[Source data]
_ _ _ _ _ _ _
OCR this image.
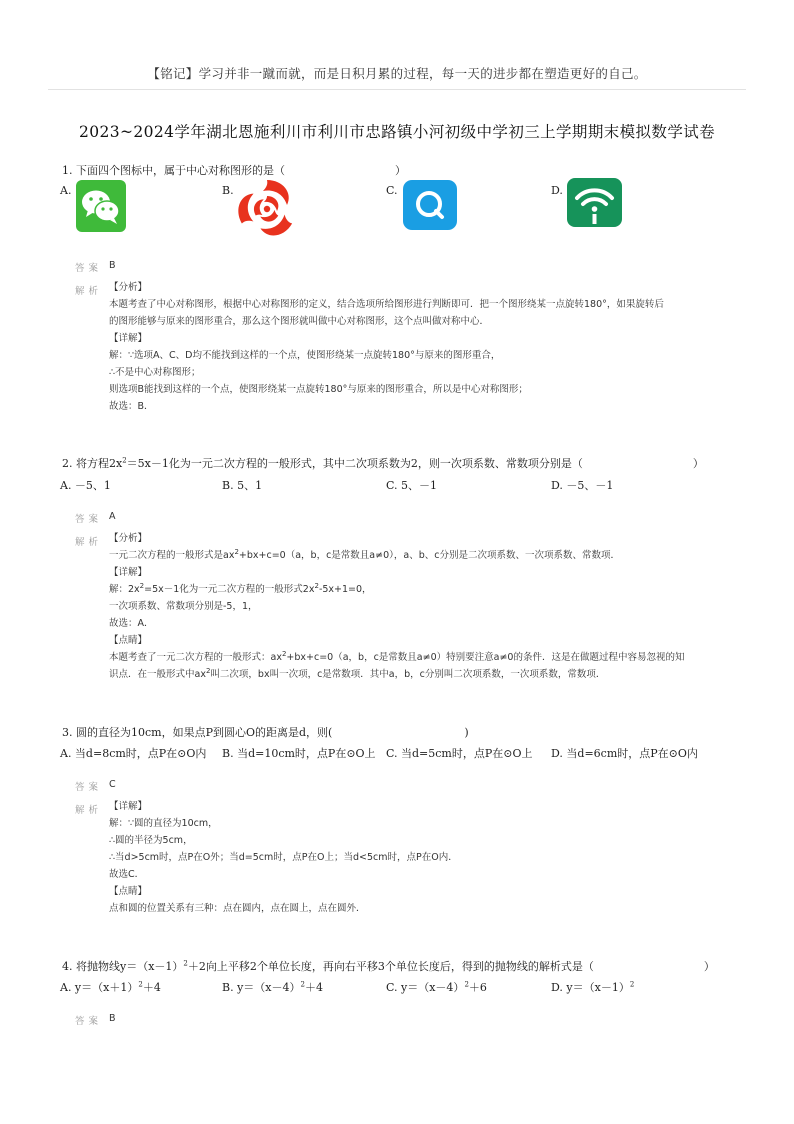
【铭记】学习并非一蹴而就，而是日积月累的过程，每一天的进步都在塑造更好的自己。
2023~2024学年湖北恩施利川市利川市忠路镇小河初级中学初三上学期期末模拟数学试卷
1. 下面四个图标中，属于中心对称图形的是（　　　　　　　　　　）
A.	B.	C.	D.
答案 B
解析 【分析】
本题考查了中心对称图形，根据中心对称图形的定义，结合选项所给图形进行判断即可．把一个图形绕某一点旋转180°，如果旋转后
的图形能够与原来的图形重合，那么这个图形就叫做中心对称图形，这个点叫做对称中心．
【详解】
解：∵选项A、C、D均不能找到这样的一个点，使图形绕某一点旋转180°与原来的图形重合，
∴不是中心对称图形；
则选项B能找到这样的一个点，使图形绕某一点旋转180°与原来的图形重合，所以是中心对称图形；
故选：B．
2. 将方程$2x^2=5x-1$化为一元二次方程的一般形式，其中二次项系数为2，则一次项系数、常数项分别是（　　　　　　　　　　）
A. －5、1	B. 5、1	C. 5、－1	D. －5、－1
答案 A
解析 【分析】
一元二次方程的一般形式是$ax^2+bx+c=0(a$，b，c是常数且a≠0），a、b、c分别是二次项系数、一次项系数、常数项．
【详解】
解：$2x^2=5x-1$化为一元二次方程的一般形式$2x^2-5x+1=0$，
一次项系数、常数项分别是-5，1，
故选：A．
【点睛】
本题考查了一元二次方程的一般形式：$ax^2+bx+c=0(a$，b，c是常数且a≠0）特别要注意a≠0的条件．这是在做题过程中容易忽视的知
识点．在一般形式中$ax^2$叫二次项，bx叫一次项，c是常数项．其中a，b，c分别叫二次项系数，一次项系数，常数项．
3. 圆的直径为10cm，如果点P到圆心O的距离是d，则(　　　　　　　　　　　　)
A. 当d=8cm时，点P在⊙O内 B. 当d=10cm时，点P在⊙O上 C. 当d=5cm时，点P在⊙O上 D. 当d=6cm时，点P在⊙O内
答案 C
解析 【详解】
解：∵圆的直径为10cm，
∴圆的半径为5cm，
∴当d>5cm时，点P在O外；当d=5cm时，点P在O上；当d<5cm时，点P在O内．
故选C．
【点睛】
点和圆的位置关系有三种：点在圆内，点在圆上，点在圆外．
4. 将抛物线$y=(x-1)^2+2$向上平移2个单位长度，再向右平移3个单位长度后，得到的抛物线的解析式是（　　　　　　　　　　）
A. $y=(x+1)^2+4$	B. $y=(x-4)^2+4$	C. $y=(x-4)^2+6$	D. $y=(x-1)^2$
答案 B
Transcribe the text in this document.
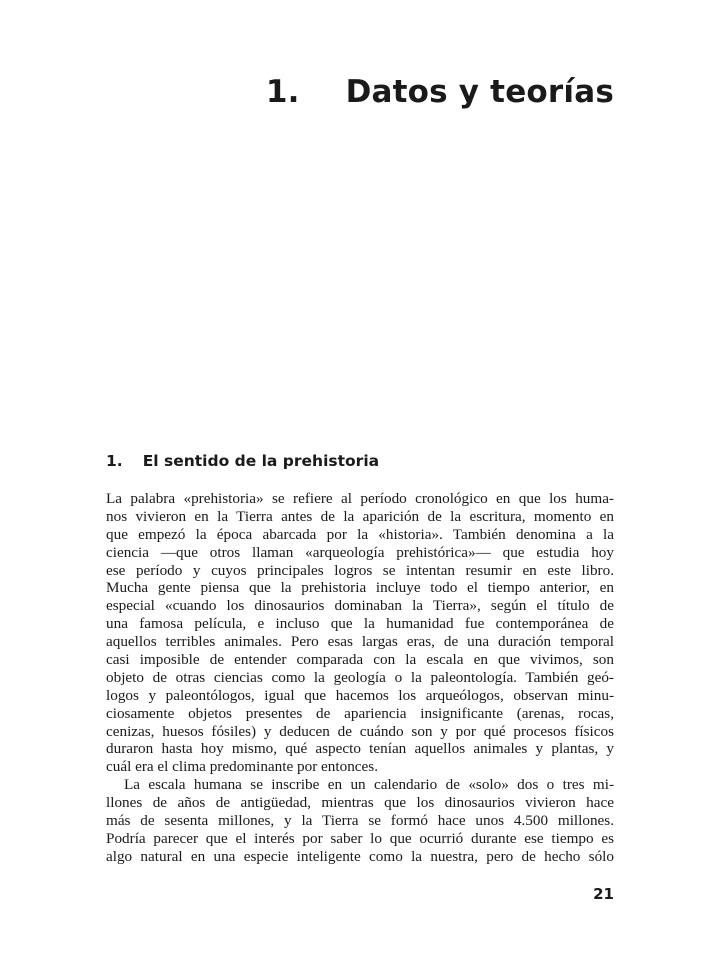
1. Datos y teorías
1. El sentido de la prehistoria

La palabra «prehistoria» se refiere al período cronológico en que los huma-
nos vivieron en la Tierra antes de la aparición de la escritura, momento en
que empezó la época abarcada por la «historia». También denomina a la
ciencia —que otros llaman «arqueología prehistórica»— que estudia hoy
ese período y cuyos principales logros se intentan resumir en este libro.
Mucha gente piensa que la prehistoria incluye todo el tiempo anterior, en
especial «cuando los dinosaurios dominaban la Tierra», según el título de
una famosa película, e incluso que la humanidad fue contemporánea de
aquellos terribles animales. Pero esas largas eras, de una duración temporal
casi imposible de entender comparada con la escala en que vivimos, son
objeto de otras ciencias como la geología o la paleontología. También geó-
logos y paleontólogos, igual que hacemos los arqueólogos, observan minu-
ciosamente objetos presentes de apariencia insignificante (arenas, rocas,
cenizas, huesos fósiles) y deducen de cuándo son y por qué procesos físicos
duraron hasta hoy mismo, qué aspecto tenían aquellos animales y plantas, y
cuál era el clima predominante por entonces.

La escala humana se inscribe en un calendario de «solo» dos o tres mi-
llones de años de antigüedad, mientras que los dinosaurios vivieron hace
más de sesenta millones, y la Tierra se formó hace unos 4.500 millones.
Podría parecer que el interés por saber lo que ocurrió durante ese tiempo es
algo natural en una especie inteligente como la nuestra, pero de hecho sólo

21
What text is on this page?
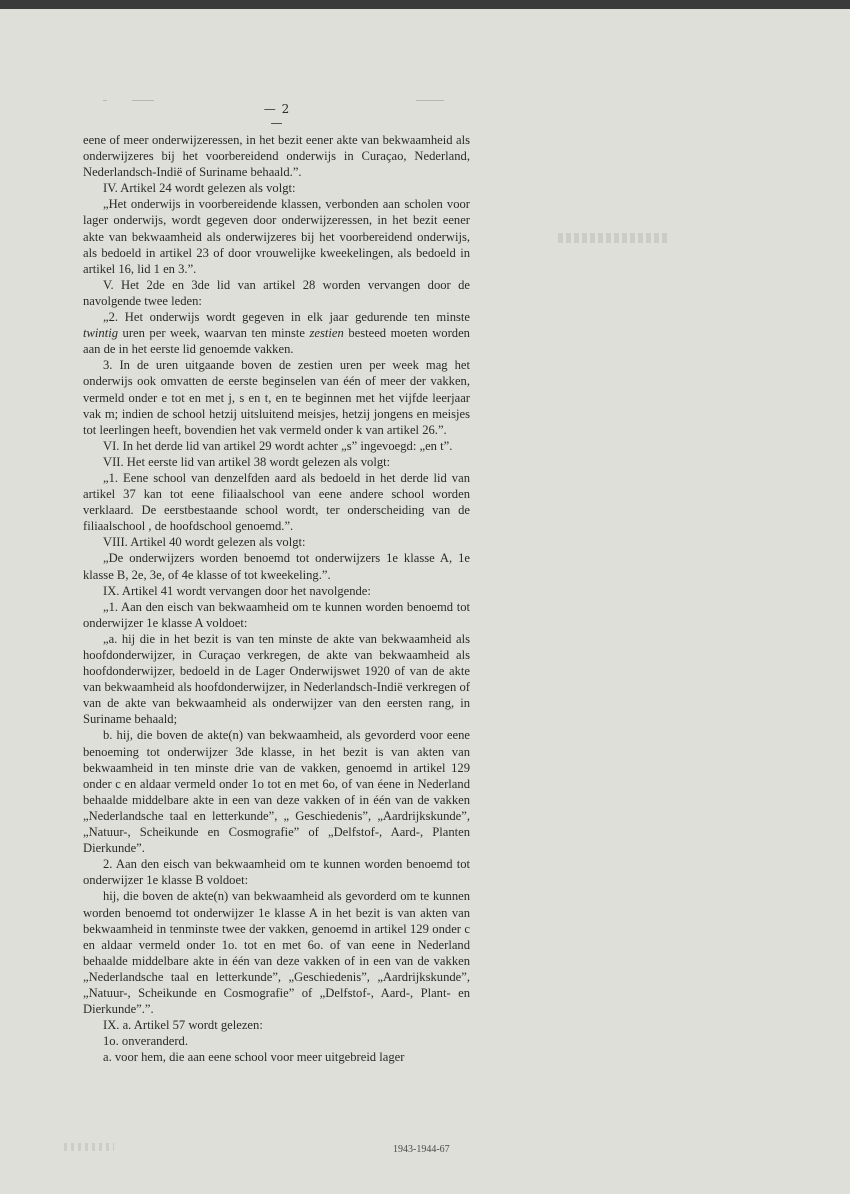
— 2 —

eene of meer onderwijzeressen, in het bezit eener akte van bekwaamheid als onderwijzeres bij het voorbereidend onderwijs in Curaçao, Nederland, Nederlandsch-Indië of Suriname behaald.”.

IV. Artikel 24 wordt gelezen als volgt:

„Het onderwijs in voorbereidende klassen, verbonden aan scholen voor lager onderwijs, wordt gegeven door onderwijzeressen, in het bezit eener akte van bekwaamheid als onderwijzeres bij het voorbereidend onderwijs, als bedoeld in artikel 23 of door vrouwelijke kweekelingen, als bedoeld in artikel 16, lid 1 en 3.”.

V. Het 2de en 3de lid van artikel 28 worden vervangen door de navolgende twee leden:

„2. Het onderwijs wordt gegeven in elk jaar gedurende ten minste twintig uren per week, waarvan ten minste zestien besteed moeten worden aan de in het eerste lid genoemde vakken.

3. In de uren uitgaande boven de zestien uren per week mag het onderwijs ook omvatten de eerste beginselen van één of meer der vakken, vermeld onder e tot en met j, s en t, en te beginnen met het vijfde leerjaar vak m; indien de school hetzij uitsluitend meisjes, hetzij jongens en meisjes tot leerlingen heeft, bovendien het vak vermeld onder k van artikel 26.”.

VI. In het derde lid van artikel 29 wordt achter „s” ingevoegd: „en t”.

VII. Het eerste lid van artikel 38 wordt gelezen als volgt:

„1. Eene school van denzelfden aard als bedoeld in het derde lid van artikel 37 kan tot eene filiaalschool van eene andere school worden verklaard. De eerstbestaande school wordt, ter onderscheiding van de filiaalschool , de hoofdschool genoemd.”.

VIII. Artikel 40 wordt gelezen als volgt:

„De onderwijzers worden benoemd tot onderwijzers 1e klasse A, 1e klasse B, 2e, 3e, of 4e klasse of tot kweekeling.”.

IX. Artikel 41 wordt vervangen door het navolgende:

„1. Aan den eisch van bekwaamheid om te kunnen worden benoemd tot onderwijzer 1e klasse A voldoet:

„a. hij die in het bezit is van ten minste de akte van bekwaamheid als hoofdonderwijzer, in Curaçao verkregen, de akte van bekwaamheid als hoofdonderwijzer, bedoeld in de Lager Onderwijswet 1920 of van de akte van bekwaamheid als hoofdonderwijzer, in Nederlandsch-Indië verkregen of van de akte van bekwaamheid als onderwijzer van den eersten rang, in Suriname behaald;

b. hij, die boven de akte(n) van bekwaamheid, als gevorderd voor eene benoeming tot onderwijzer 3de klasse, in het bezit is van akten van bekwaamheid in ten minste drie van de vakken, genoemd in artikel 129 onder c en aldaar vermeld onder 1o tot en met 6o, of van éene in Nederland behaalde middelbare akte in een van deze vakken of in één van de vakken „Nederlandsche taal en letterkunde”, „ Geschiedenis”, „Aardrijkskunde”, „Natuur-, Scheikunde en Cosmografie” of „Delfstof-, Aard-, Planten Dierkunde”.

2. Aan den eisch van bekwaamheid om te kunnen worden benoemd tot onderwijzer 1e klasse B voldoet:

hij, die boven de akte(n) van bekwaamheid als gevorderd om te kunnen worden benoemd tot onderwijzer 1e klasse A in het bezit is van akten van bekwaamheid in tenminste twee der vakken, genoemd in artikel 129 onder c en aldaar vermeld onder 1o. tot en met 6o. of van eene in Nederland behaalde middelbare akte in één van deze vakken of in een van de vakken „Nederlandsche taal en letterkunde”, „Geschiedenis”, „Aardrijkskunde”, „Natuur-, Scheikunde en Cosmografie” of „Delfstof-, Aard-, Plant- en Dierkunde”.”.

IX. a. Artikel 57 wordt gelezen:

1o. onveranderd.

a. voor hem, die aan eene school voor meer uitgebreid lager

1943-1944-67
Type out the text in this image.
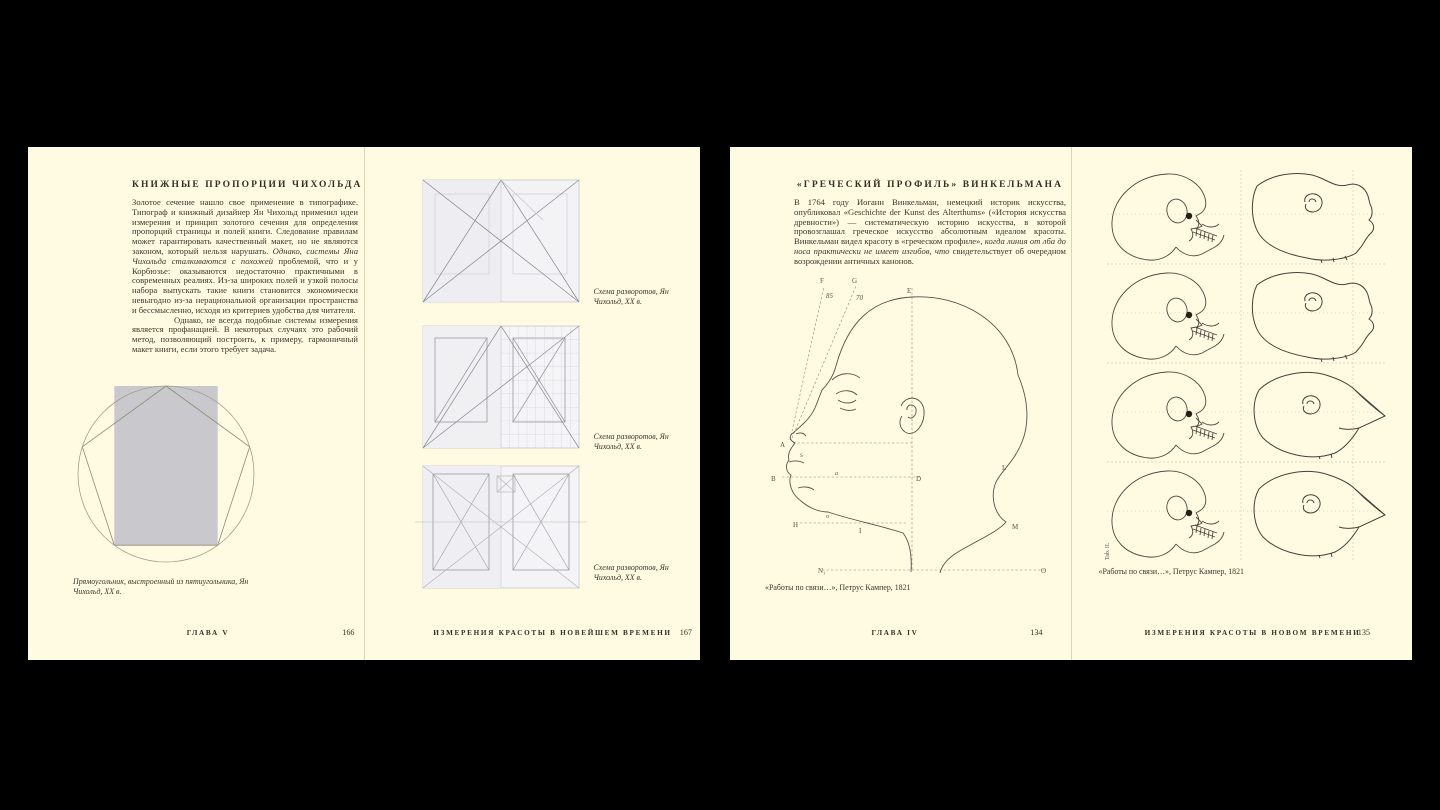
КНИЖНЫЕ ПРОПОРЦИИ ЧИХОЛЬДА

Золотое сечение нашло свое применение в типографике. Типограф и книжный дизайнер Ян Чихольд применил идеи измерения и принцип золотого сечения для определения пропорций страницы и полей книги. Следование правилам может гарантировать качественный макет, но не являются законом, который нельзя нарушать. Однако, системы Яна Чихольда сталкиваются с похожей проблемой, что и у Корбюзье: оказываются недостаточно практичными в современных реалиях. Из-за широких полей и узкой полосы набора выпускать такие книги становится экономически невыгодно из-за нерациональной организации пространства и бессмысленно, исходя из критериев удобства для читателя.

Однако, не всегда подобные системы измерения является профанацией. В некоторых случаях это рабочий метод, позволяющий построить, к примеру, гармоничный макет книги, если этого требует задача.

Прямоугольник, выстроенный из пятиугольника, Ян Чихольд, XX в.
ГЛАВА V	166
Схема разворотов, Ян Чихольд, XX в.
Схема разворотов, Ян Чихольд, XX в.
Схема разворотов, Ян Чихольд, XX в.
ИЗМЕРЕНИЯ КРАСОТЫ В НОВЕЙШЕМ ВРЕМЕНИ 167
«ГРЕЧЕСКИЙ ПРОФИЛЬ» ВИНКЕЛЬМАНА

В 1764 году Иоганн Винкельман, немецкий историк искусства, опубликовал «Geschichte der Kunst des Alterthums» («История искусства древности») — систематическую историю искусства, в которой провозглашал греческое искусство абсолютным идеалом красоты. Винкельман видел красоту в «греческом профиле», когда линия от лба до носа практически не имеет изгибов, что свидетельствует об очередном возрождении античных канонов.

F	G
85	70
E
A
S
B
a
D
o
H
I
L
M
N₁	O
«Работы по связи…», Петрус Кампер, 1821
ГЛАВА IV	134
Tab. II.
«Работы по связи…», Петрус Кампер, 1821
ИЗМЕРЕНИЯ КРАСОТЫ В НОВОМ ВРЕМЕНИ
135
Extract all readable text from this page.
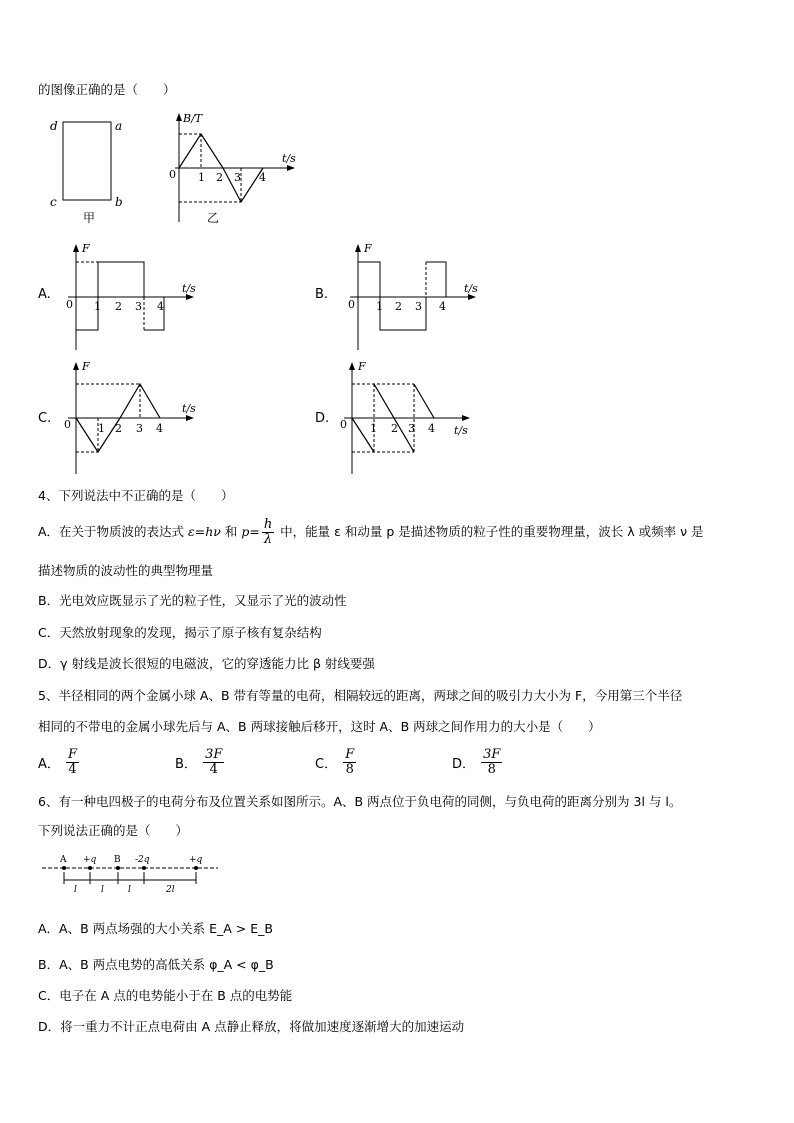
的图像正确的是（　　）
d	a
c	b
甲
B/T
t/s
0 1 2 3 4
乙
A.
F
t/s
0 1 2 3 4
B.
F
t/s
0 1 2 3 4
C.
F
t/s
0 1 2 3 4
D.
F
t/s
0 1 2 3 4
4、下列说法中不正确的是（　　）
A．在关于物质波的表达式 ε=hν 和 $p= \frac{h}{\lambda}$ 中，能量 ε 和动量 p 是描述物质的粒子性的重要物理量，波长 λ 或频率 ν 是
描述物质的波动性的典型物理量
B．光电效应既显示了光的粒子性，又显示了光的波动性
C．天然放射现象的发现，揭示了原子核有复杂结构
D．γ 射线是波长很短的电磁波，它的穿透能力比 β 射线要强
5、半径相同的两个金属小球 A、B 带有等量的电荷，相隔较远的距离，两球之间的吸引力大小为 F，今用第三个半径
相同的不带电的金属小球先后与 A、B 两球接触后移开，这时 A、B 两球之间作用力的大小是（　　）
A． $\frac{F}{4}$	B． $\frac{3F}{4}$	C． $\frac{F}{8}$	D． $\frac{3F}{8}$
6、有一种电四极子的电荷分布及位置关系如图所示。A、B 两点位于负电荷的同侧，与负电荷的距离分别为 3l 与 l。
下列说法正确的是（　　）
A +q B -2q	+q
l	l	l	2l
A．A、B 两点场强的大小关系 E_A > E_B
B．A、B 两点电势的高低关系 φ_A < φ_B
C．电子在 A 点的电势能小于在 B 点的电势能
D．将一重力不计正点电荷由 A 点静止释放，将做加速度逐渐增大的加速运动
_ _ _ _ _ _ _
What is being asked → State how many lines of the listing include the word "frac". Reply with the number alone.

Task output → 2